▶ [Exercise details]:
Reproduce each of the lines below word for word, omitting the pictures from your reply.

-- Start of Input for this task --

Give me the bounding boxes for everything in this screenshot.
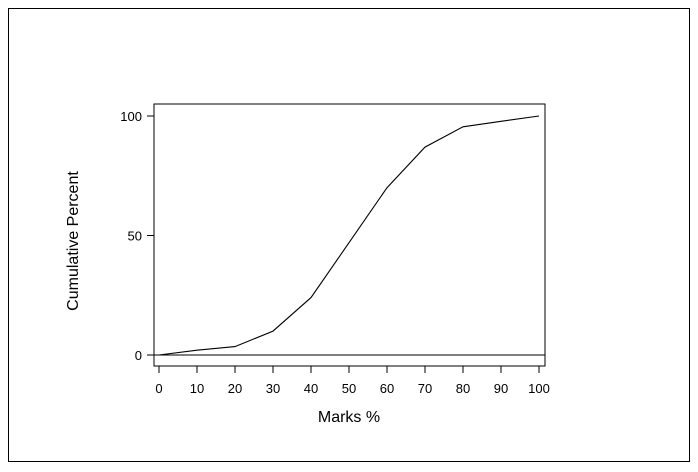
- x-tick-label: 60: [380, 381, 394, 396]
- x-axis-title: Marks %: [318, 409, 380, 426]
- y-tick-label: 100: [120, 109, 142, 124]
- x-tick-label: 50: [342, 381, 356, 396]
- x-tick-label: 10: [190, 381, 204, 396]
- y-axis: 0 50 100: [120, 109, 154, 363]
- x-tick-label: 70: [418, 381, 432, 396]
- x-tick-label: 0: [155, 381, 162, 396]
- x-tick-label: 40: [304, 381, 318, 396]
- plot-area: [153, 103, 546, 367]
- cumulative-percent-line: [158, 115, 540, 356]
- x-tick-label: 100: [528, 381, 550, 396]
- x-tick-label: 90: [494, 381, 508, 396]
- y-tick-label: 50: [128, 229, 142, 244]
- y-tick-label: 0: [135, 348, 142, 363]
- x-tick-label: 80: [456, 381, 470, 396]
- x-tick-label: 30: [266, 381, 280, 396]
- y-axis-title: Cumulative Percent: [65, 171, 82, 311]
- chart-frame: [8, 8, 690, 462]
- x-tick-label: 20: [228, 381, 242, 396]
- x-axis: 0 10 20 30 40 50 60 70 80 90 100: [155, 366, 550, 396]
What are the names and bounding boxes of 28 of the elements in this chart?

-- End of Input for this task --

▶ [Solved exercise]:
Give me the bounding boxes for everything in this screenshot.
- x-tick-label: 60: [380, 381, 394, 396]
- x-axis-title: Marks %: [318, 409, 380, 426]
- y-tick-label: 100: [120, 109, 142, 124]
- x-tick-label: 50: [342, 381, 356, 396]
- x-tick-label: 10: [190, 381, 204, 396]
- y-axis: 0 50 100: [120, 109, 154, 363]
- x-tick-label: 70: [418, 381, 432, 396]
- x-tick-label: 0: [155, 381, 162, 396]
- x-tick-label: 40: [304, 381, 318, 396]
- plot-area: [153, 103, 546, 367]
- cumulative-percent-line: [158, 115, 540, 356]
- x-tick-label: 100: [528, 381, 550, 396]
- x-tick-label: 90: [494, 381, 508, 396]
- y-tick-label: 50: [128, 229, 142, 244]
- y-tick-label: 0: [135, 348, 142, 363]
- x-tick-label: 80: [456, 381, 470, 396]
- x-tick-label: 30: [266, 381, 280, 396]
- y-axis-title: Cumulative Percent: [65, 171, 82, 311]
- chart-frame: [8, 8, 690, 462]
- x-tick-label: 20: [228, 381, 242, 396]
- x-axis: 0 10 20 30 40 50 60 70 80 90 100: [155, 366, 550, 396]
What are the names and bounding boxes of 28 of the elements in this chart?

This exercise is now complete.